--- WHAT IS EXPECTED ---
Show all lines holding the string "xlabel".
#### GIVEN DATA ####
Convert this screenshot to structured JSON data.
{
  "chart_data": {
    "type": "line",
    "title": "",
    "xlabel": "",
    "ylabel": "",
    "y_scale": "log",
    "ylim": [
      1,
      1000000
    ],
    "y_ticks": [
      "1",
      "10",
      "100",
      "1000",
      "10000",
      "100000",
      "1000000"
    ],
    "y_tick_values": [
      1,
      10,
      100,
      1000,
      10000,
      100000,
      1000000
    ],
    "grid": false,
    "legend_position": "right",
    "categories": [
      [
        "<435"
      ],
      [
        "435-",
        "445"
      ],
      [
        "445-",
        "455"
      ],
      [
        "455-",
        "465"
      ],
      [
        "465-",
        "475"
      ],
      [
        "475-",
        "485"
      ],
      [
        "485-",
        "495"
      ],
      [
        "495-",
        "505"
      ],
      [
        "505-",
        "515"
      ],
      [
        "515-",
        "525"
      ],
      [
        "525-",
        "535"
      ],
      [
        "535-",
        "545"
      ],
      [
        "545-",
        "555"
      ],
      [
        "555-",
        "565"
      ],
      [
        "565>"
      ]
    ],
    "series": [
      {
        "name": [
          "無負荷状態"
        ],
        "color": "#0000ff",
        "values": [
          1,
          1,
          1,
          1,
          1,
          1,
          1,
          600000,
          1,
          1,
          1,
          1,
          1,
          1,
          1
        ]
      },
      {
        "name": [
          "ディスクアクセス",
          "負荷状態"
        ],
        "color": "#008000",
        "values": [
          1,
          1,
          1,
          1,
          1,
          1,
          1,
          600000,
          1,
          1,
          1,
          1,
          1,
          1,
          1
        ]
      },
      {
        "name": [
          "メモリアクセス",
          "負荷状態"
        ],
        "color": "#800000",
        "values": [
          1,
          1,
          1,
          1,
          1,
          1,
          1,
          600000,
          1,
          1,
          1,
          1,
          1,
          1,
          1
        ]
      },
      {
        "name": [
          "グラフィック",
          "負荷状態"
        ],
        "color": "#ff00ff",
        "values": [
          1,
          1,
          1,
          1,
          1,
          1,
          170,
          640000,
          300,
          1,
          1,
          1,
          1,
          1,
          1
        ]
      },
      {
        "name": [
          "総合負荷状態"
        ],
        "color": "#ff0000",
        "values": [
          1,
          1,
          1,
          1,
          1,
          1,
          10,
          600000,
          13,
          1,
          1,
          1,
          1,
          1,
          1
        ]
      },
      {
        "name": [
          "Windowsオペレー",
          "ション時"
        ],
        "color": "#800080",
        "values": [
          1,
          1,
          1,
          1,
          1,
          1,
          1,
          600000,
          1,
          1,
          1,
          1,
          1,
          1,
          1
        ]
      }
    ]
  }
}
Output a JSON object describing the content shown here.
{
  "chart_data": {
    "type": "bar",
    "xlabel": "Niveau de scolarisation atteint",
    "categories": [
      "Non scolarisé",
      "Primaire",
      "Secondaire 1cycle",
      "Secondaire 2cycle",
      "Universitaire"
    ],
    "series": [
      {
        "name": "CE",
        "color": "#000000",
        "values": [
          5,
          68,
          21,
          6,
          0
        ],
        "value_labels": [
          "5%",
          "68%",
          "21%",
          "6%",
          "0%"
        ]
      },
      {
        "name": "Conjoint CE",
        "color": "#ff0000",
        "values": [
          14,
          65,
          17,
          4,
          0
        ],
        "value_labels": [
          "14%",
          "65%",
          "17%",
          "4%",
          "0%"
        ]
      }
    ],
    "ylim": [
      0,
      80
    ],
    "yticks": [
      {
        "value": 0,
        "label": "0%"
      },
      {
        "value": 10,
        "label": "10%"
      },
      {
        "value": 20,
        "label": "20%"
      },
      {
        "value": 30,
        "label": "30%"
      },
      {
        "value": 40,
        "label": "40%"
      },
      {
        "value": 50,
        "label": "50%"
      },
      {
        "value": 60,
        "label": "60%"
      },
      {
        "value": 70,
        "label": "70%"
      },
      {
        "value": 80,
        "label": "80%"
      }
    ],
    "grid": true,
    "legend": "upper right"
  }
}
####
--- SOLUTION FOR THIS PROBLEM ---
    "xlabel": "",
    "xlabel": "Niveau de scolarisation atteint",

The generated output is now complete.